Items from a data source:
* * * *
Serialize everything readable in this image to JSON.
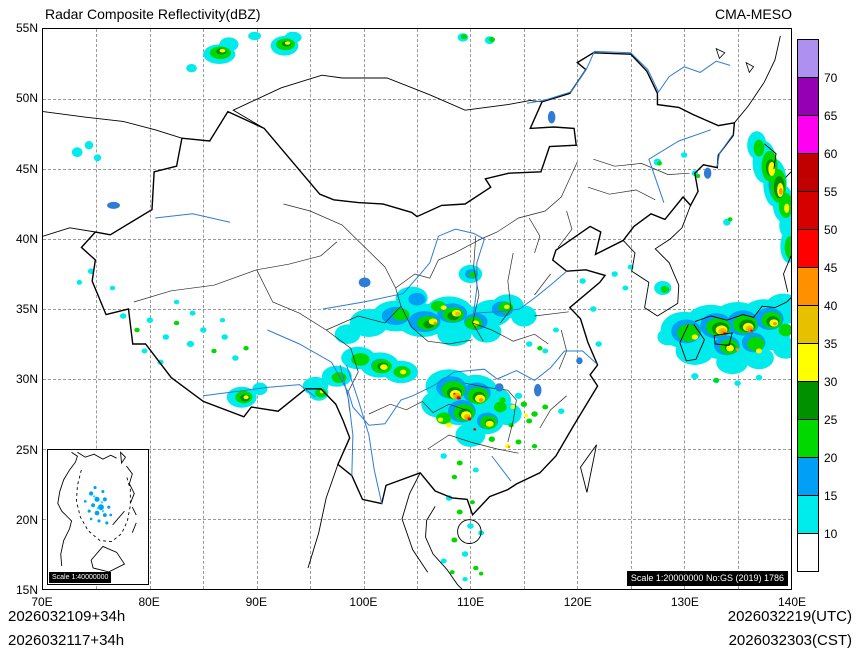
{
  "header": {
    "title": "Radar Composite Reflectivity(dBZ)",
    "model": "CMA-MESO"
  },
  "axes": {
    "lat_labels": [
      "55N",
      "50N",
      "45N",
      "40N",
      "35N",
      "30N",
      "25N",
      "20N",
      "15N"
    ],
    "lon_labels": [
      "70E",
      "80E",
      "90E",
      "100E",
      "110E",
      "120E",
      "130E",
      "140E"
    ]
  },
  "colorbar": {
    "unit": "dBZ",
    "tick_labels_top_to_bottom": [
      "70",
      "65",
      "60",
      "55",
      "50",
      "45",
      "40",
      "35",
      "30",
      "25",
      "20",
      "15",
      "10"
    ],
    "segment_colors_top_to_bottom": [
      "#AD90F0",
      "#9600B4",
      "#FF00F0",
      "#C00000",
      "#D60000",
      "#FF0000",
      "#FF9000",
      "#E7C000",
      "#FFFF00",
      "#019000",
      "#00D800",
      "#01A0F6",
      "#00ECEC",
      "#FFFFFF"
    ]
  },
  "map": {
    "scale_note": "Scale 1:20000000 No:GS (2019) 1786",
    "inset_scale_note": "Scale 1:40000000"
  },
  "footer": {
    "init_utc": "2026032109+34h",
    "init_cst": "2026032117+34h",
    "valid_utc": "2026032219(UTC)",
    "valid_cst": "2026032303(CST)"
  }
}
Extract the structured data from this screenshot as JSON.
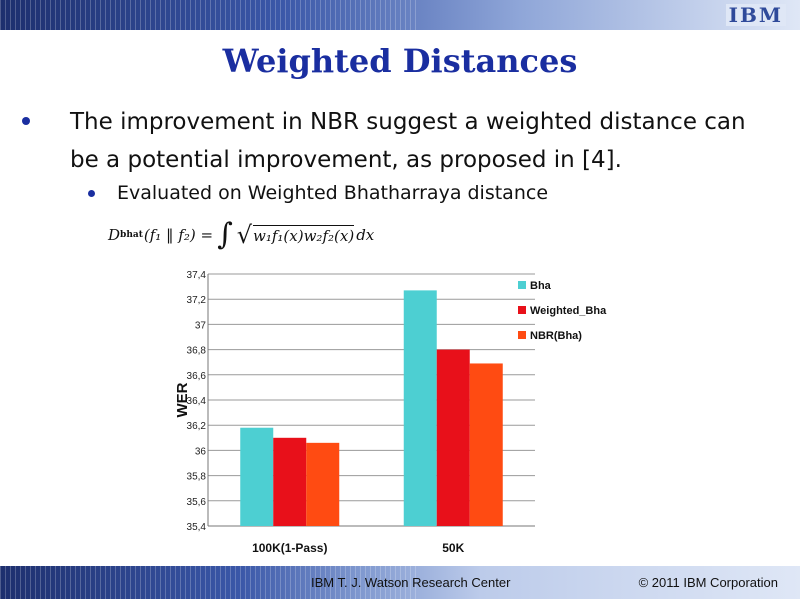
{
  "header": {
    "logo_text": "IBM"
  },
  "slide": {
    "title": "Weighted Distances",
    "bullet_main": "The improvement in NBR suggest a weighted distance can be a potential improvement, as proposed in [4].",
    "bullet_sub": "Evaluated on Weighted Bhatharraya distance",
    "formula": {
      "lhs": "D",
      "lhs_sub": "bhat",
      "args": "(f₁ ‖ f₂) =",
      "integral": "∫",
      "radicand": "w₁f₁(x)w₂f₂(x)",
      "tail": "dx"
    }
  },
  "footer": {
    "center": "IBM T. J. Watson Research Center",
    "right": "© 2011 IBM Corporation"
  },
  "chart_data": {
    "type": "bar",
    "categories": [
      "100K(1-Pass)",
      "50K"
    ],
    "series": [
      {
        "name": "Bha",
        "values": [
          36.18,
          37.27
        ],
        "color": "#4dcfd2"
      },
      {
        "name": "Weighted_Bha",
        "values": [
          36.1,
          36.8
        ],
        "color": "#e8101a"
      },
      {
        "name": "NBR(Bha)",
        "values": [
          36.06,
          36.69
        ],
        "color": "#ff4b12"
      }
    ],
    "ylabel": "WER",
    "ylim": [
      35.4,
      37.4
    ],
    "yticks": [
      "35,4",
      "35,6",
      "35,8",
      "36",
      "36,2",
      "36,4",
      "36,6",
      "36,8",
      "37",
      "37,2",
      "37,4"
    ],
    "grid": true,
    "legend": "right"
  }
}
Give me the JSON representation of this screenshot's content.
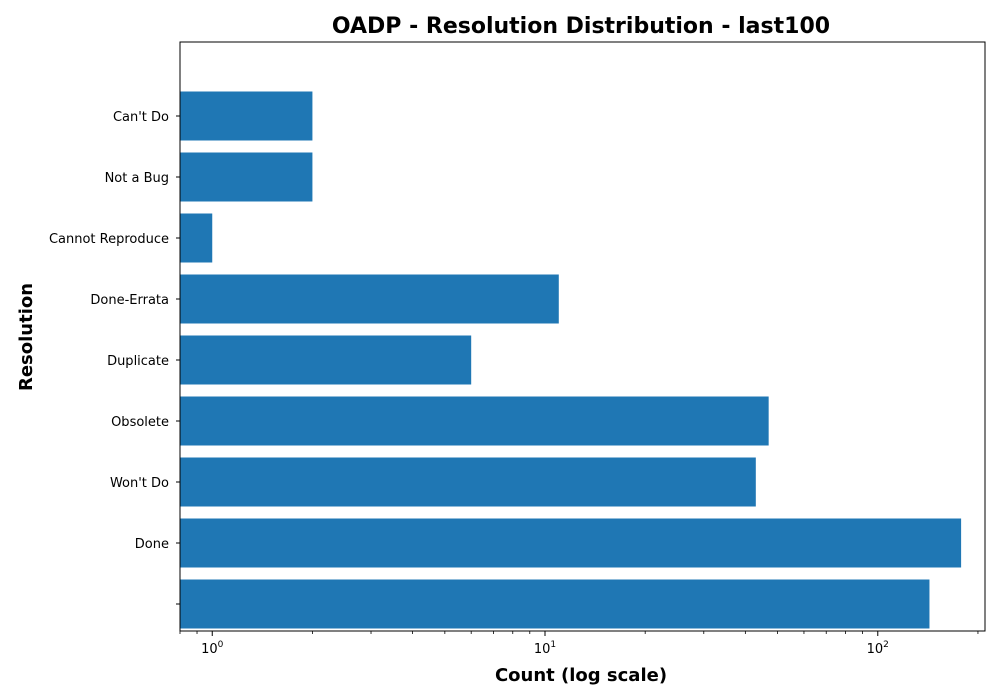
{
  "chart_data": {
    "type": "bar",
    "orientation": "horizontal",
    "title": "OADP - Resolution Distribution - last100",
    "xlabel": "Count (log scale)",
    "ylabel": "Resolution",
    "x_scale": "log",
    "xlim": [
      0.8,
      210
    ],
    "x_ticks": [
      {
        "value": 1,
        "base": "10",
        "exp": "0"
      },
      {
        "value": 10,
        "base": "10",
        "exp": "1"
      },
      {
        "value": 100,
        "base": "10",
        "exp": "2"
      }
    ],
    "categories": [
      "",
      "Done",
      "Won't Do",
      "Obsolete",
      "Duplicate",
      "Done-Errata",
      "Cannot Reproduce",
      "Not a Bug",
      "Can't Do"
    ],
    "values": [
      143,
      178,
      43,
      47,
      6,
      11,
      1,
      2,
      2
    ],
    "bar_color": "#1f77b4",
    "grid": false,
    "legend": "none"
  }
}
* * * *
TASK PROMPT: All of the entries need to be transcribed word for word; pictures are left out.

FINAL ANSWER:
Serialize everything readable in this image to JSON.
{
  "header": {
    "title": "Radar Composite Reflectivity(dBZ)",
    "model": "CMA-MESO"
  },
  "axes": {
    "lat_labels": [
      "55N",
      "50N",
      "45N",
      "40N",
      "35N",
      "30N",
      "25N",
      "20N",
      "15N"
    ],
    "lon_labels": [
      "70E",
      "80E",
      "90E",
      "100E",
      "110E",
      "120E",
      "130E",
      "140E"
    ]
  },
  "colorbar": {
    "unit": "dBZ",
    "tick_labels_top_to_bottom": [
      "70",
      "65",
      "60",
      "55",
      "50",
      "45",
      "40",
      "35",
      "30",
      "25",
      "20",
      "15",
      "10"
    ],
    "segment_colors_top_to_bottom": [
      "#AD90F0",
      "#9600B4",
      "#FF00F0",
      "#C00000",
      "#D60000",
      "#FF0000",
      "#FF9000",
      "#E7C000",
      "#FFFF00",
      "#019000",
      "#00D800",
      "#01A0F6",
      "#00ECEC",
      "#FFFFFF"
    ]
  },
  "map": {
    "scale_note": "Scale 1:20000000 No:GS (2019) 1786",
    "inset_scale_note": "Scale 1:40000000"
  },
  "footer": {
    "init_utc": "2026032109+34h",
    "init_cst": "2026032117+34h",
    "valid_utc": "2026032219(UTC)",
    "valid_cst": "2026032303(CST)"
  }
}
Extract the structured data from this screenshot as JSON.
{
  "header": {
    "logo_text": "IBM"
  },
  "slide": {
    "title": "Weighted Distances",
    "bullet_main": "The improvement in NBR suggest a weighted distance can be a potential improvement, as proposed in [4].",
    "bullet_sub": "Evaluated on Weighted Bhatharraya distance",
    "formula": {
      "lhs": "D",
      "lhs_sub": "bhat",
      "args": "(f₁ ‖ f₂) =",
      "integral": "∫",
      "radicand": "w₁f₁(x)w₂f₂(x)",
      "tail": "dx"
    }
  },
  "footer": {
    "center": "IBM T. J. Watson Research Center",
    "right": "© 2011 IBM Corporation"
  },
  "chart_data": {
    "type": "bar",
    "categories": [
      "100K(1-Pass)",
      "50K"
    ],
    "series": [
      {
        "name": "Bha",
        "values": [
          36.18,
          37.27
        ],
        "color": "#4dcfd2"
      },
      {
        "name": "Weighted_Bha",
        "values": [
          36.1,
          36.8
        ],
        "color": "#e8101a"
      },
      {
        "name": "NBR(Bha)",
        "values": [
          36.06,
          36.69
        ],
        "color": "#ff4b12"
      }
    ],
    "ylabel": "WER",
    "ylim": [
      35.4,
      37.4
    ],
    "yticks": [
      "35,4",
      "35,6",
      "35,8",
      "36",
      "36,2",
      "36,4",
      "36,6",
      "36,8",
      "37",
      "37,2",
      "37,4"
    ],
    "grid": true,
    "legend": "right"
  }
}
Give me the JSON representation of this screenshot's content.
{
  "chart_data": {
    "type": "bar",
    "orientation": "horizontal",
    "title": "OADP - Resolution Distribution - last100",
    "xlabel": "Count (log scale)",
    "ylabel": "Resolution",
    "x_scale": "log",
    "xlim": [
      0.8,
      210
    ],
    "x_ticks": [
      {
        "value": 1,
        "base": "10",
        "exp": "0"
      },
      {
        "value": 10,
        "base": "10",
        "exp": "1"
      },
      {
        "value": 100,
        "base": "10",
        "exp": "2"
      }
    ],
    "categories": [
      "",
      "Done",
      "Won't Do",
      "Obsolete",
      "Duplicate",
      "Done-Errata",
      "Cannot Reproduce",
      "Not a Bug",
      "Can't Do"
    ],
    "values": [
      143,
      178,
      43,
      47,
      6,
      11,
      1,
      2,
      2
    ],
    "bar_color": "#1f77b4",
    "grid": false,
    "legend": "none"
  }
}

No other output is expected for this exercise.